What needs to be done: In the listing below, find every line containing "length" and copy it out.

Chart and figure data:
- - - -
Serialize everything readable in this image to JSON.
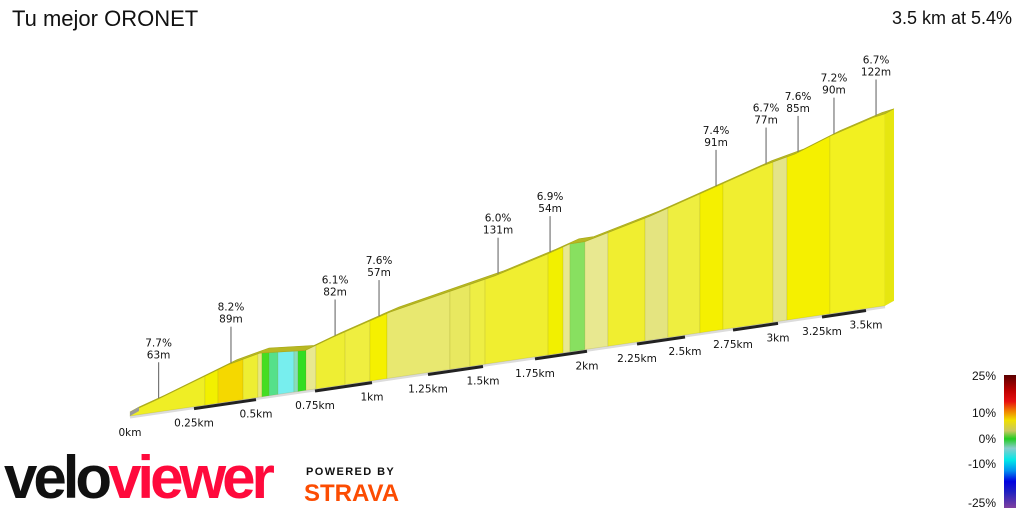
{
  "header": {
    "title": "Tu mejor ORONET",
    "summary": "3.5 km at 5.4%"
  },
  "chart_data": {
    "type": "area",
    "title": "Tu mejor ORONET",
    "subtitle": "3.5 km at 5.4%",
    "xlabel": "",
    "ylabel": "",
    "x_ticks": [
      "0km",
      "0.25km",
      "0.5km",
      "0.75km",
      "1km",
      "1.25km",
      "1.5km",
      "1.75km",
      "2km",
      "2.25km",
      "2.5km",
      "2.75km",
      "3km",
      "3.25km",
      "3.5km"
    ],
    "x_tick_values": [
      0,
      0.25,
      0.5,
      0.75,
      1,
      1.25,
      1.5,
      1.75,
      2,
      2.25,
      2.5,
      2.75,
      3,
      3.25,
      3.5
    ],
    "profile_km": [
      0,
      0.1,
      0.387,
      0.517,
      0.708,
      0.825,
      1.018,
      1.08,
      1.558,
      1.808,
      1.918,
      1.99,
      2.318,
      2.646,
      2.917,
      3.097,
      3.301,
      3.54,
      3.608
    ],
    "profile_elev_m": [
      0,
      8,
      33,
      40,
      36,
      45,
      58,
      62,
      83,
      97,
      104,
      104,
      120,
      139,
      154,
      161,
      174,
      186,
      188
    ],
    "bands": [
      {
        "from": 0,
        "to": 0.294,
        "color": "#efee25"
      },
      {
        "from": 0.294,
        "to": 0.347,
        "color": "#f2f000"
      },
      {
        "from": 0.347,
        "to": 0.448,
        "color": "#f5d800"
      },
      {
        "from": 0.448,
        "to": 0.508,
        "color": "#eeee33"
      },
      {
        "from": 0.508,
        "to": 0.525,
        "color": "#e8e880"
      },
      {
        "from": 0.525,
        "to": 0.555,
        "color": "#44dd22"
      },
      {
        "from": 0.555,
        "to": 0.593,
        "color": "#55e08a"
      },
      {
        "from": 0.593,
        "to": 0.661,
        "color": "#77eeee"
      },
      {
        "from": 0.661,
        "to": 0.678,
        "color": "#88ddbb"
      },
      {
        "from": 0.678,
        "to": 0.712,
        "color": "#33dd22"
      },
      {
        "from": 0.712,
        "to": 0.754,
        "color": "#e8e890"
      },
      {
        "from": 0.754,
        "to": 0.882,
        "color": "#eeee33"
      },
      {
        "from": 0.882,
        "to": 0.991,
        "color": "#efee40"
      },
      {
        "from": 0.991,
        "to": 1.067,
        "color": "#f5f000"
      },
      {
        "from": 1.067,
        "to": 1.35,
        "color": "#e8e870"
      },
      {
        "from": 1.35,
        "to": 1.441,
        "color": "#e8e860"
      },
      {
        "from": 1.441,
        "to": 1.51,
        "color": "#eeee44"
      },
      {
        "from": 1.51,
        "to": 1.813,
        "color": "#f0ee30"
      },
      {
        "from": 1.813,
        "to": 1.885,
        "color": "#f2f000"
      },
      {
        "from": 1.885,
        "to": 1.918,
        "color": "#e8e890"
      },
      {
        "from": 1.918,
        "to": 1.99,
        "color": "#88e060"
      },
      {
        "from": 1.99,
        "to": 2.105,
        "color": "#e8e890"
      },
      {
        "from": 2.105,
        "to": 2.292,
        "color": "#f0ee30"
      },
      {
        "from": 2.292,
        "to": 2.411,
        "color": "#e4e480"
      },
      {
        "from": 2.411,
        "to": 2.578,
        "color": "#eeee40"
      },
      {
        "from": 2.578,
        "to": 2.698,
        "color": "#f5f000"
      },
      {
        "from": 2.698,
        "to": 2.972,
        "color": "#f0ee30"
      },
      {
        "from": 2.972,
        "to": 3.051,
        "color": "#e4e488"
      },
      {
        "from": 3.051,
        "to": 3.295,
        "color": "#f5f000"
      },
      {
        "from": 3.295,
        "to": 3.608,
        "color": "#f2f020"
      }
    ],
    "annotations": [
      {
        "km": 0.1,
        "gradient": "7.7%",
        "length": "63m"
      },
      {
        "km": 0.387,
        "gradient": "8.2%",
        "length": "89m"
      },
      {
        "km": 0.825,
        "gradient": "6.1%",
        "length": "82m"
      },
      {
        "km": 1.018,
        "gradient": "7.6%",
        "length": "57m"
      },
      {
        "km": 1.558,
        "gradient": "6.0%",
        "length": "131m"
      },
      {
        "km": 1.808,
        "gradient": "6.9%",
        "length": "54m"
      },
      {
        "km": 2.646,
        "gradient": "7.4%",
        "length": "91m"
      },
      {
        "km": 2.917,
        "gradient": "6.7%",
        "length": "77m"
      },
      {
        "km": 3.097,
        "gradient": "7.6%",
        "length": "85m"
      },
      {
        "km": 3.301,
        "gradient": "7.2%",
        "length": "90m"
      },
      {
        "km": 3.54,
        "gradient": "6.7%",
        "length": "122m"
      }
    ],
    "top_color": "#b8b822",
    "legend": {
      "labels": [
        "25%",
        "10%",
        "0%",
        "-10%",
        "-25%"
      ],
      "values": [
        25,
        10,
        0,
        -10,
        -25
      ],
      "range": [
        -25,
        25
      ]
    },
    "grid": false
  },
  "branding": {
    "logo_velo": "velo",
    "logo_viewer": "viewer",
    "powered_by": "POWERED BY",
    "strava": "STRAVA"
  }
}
- - - -
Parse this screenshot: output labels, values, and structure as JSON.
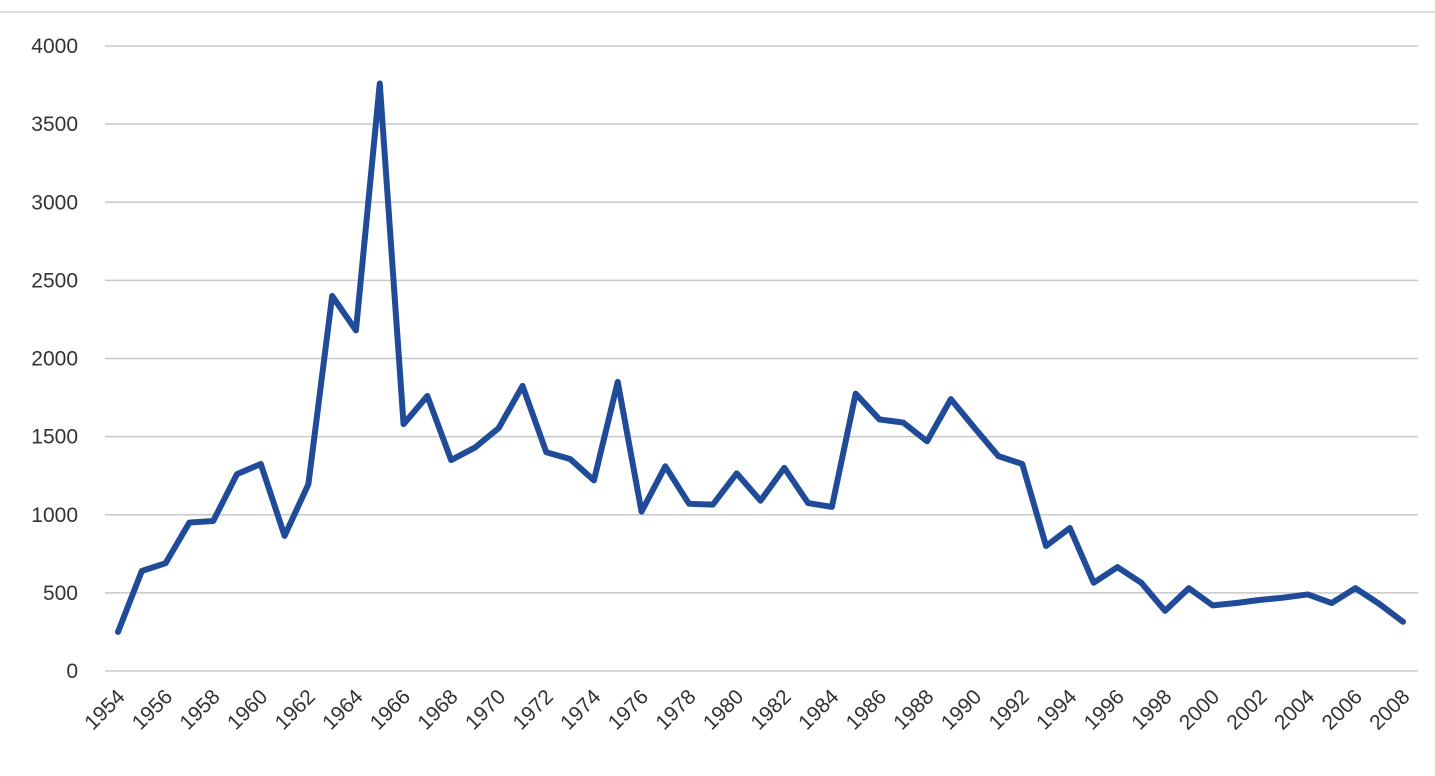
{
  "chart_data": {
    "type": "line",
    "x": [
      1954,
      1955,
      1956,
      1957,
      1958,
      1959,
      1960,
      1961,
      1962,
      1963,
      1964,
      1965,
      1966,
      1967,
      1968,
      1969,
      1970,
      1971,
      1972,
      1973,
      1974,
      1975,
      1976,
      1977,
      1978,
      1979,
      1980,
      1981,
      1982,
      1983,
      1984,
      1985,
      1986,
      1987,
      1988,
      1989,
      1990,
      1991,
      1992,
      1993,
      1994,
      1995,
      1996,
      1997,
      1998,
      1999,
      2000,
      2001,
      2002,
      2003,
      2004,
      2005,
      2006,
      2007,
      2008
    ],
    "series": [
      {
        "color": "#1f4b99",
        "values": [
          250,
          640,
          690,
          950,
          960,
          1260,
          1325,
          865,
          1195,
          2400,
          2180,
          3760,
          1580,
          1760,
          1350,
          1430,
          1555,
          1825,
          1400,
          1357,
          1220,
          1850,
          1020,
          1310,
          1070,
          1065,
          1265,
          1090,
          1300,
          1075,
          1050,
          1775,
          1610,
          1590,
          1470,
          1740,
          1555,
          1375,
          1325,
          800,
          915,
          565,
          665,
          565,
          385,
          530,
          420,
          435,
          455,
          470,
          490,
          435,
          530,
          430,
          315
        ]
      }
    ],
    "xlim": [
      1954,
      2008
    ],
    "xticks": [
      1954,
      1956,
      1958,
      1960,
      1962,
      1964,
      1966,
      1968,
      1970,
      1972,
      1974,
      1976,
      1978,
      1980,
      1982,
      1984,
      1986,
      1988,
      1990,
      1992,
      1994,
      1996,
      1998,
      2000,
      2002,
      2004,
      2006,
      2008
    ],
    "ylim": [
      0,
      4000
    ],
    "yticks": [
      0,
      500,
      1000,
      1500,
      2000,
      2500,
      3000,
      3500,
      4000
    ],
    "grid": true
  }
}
- - - -
Solution for this exercise:
        "length": "63m"
        "length": "89m"
        "length": "82m"
        "length": "57m"
        "length": "131m"
        "length": "54m"
        "length": "91m"
        "length": "77m"
        "length": "85m"
        "length": "90m"
        "length": "122m"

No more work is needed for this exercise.